━━━ Supplied material
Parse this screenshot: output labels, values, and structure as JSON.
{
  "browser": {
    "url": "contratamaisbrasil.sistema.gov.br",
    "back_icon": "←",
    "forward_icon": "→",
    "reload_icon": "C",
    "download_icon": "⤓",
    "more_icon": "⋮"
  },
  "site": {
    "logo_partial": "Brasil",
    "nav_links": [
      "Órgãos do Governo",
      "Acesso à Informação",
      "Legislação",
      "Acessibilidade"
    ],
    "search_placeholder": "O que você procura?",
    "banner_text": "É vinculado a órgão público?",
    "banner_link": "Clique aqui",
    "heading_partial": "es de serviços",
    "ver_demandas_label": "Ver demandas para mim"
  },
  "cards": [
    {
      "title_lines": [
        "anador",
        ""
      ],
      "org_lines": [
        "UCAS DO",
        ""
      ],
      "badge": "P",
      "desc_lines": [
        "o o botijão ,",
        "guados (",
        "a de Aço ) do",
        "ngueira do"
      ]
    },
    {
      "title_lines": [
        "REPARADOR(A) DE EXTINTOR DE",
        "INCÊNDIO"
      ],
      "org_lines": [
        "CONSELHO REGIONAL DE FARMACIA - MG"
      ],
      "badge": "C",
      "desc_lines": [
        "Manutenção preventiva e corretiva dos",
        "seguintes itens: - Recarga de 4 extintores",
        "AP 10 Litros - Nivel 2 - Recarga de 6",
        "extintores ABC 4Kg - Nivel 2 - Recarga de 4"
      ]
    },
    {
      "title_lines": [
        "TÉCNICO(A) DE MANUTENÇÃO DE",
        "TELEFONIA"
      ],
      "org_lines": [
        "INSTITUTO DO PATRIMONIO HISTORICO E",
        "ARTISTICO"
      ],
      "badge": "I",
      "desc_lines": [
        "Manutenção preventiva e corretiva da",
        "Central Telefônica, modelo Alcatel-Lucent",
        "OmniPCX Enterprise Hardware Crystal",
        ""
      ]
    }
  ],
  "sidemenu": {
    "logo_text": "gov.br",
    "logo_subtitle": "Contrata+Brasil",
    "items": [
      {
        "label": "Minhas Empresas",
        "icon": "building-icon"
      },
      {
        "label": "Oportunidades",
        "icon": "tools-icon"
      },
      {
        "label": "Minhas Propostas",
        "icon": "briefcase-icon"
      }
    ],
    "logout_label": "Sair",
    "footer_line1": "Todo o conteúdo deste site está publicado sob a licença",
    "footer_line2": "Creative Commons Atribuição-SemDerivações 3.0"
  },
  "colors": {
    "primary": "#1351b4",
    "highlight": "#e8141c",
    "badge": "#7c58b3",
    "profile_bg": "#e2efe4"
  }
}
━━━━━━
» **To be done**:
What is the number of lines that contain "preventiva"? Reply with that number alone.

» **Complete answer**:
2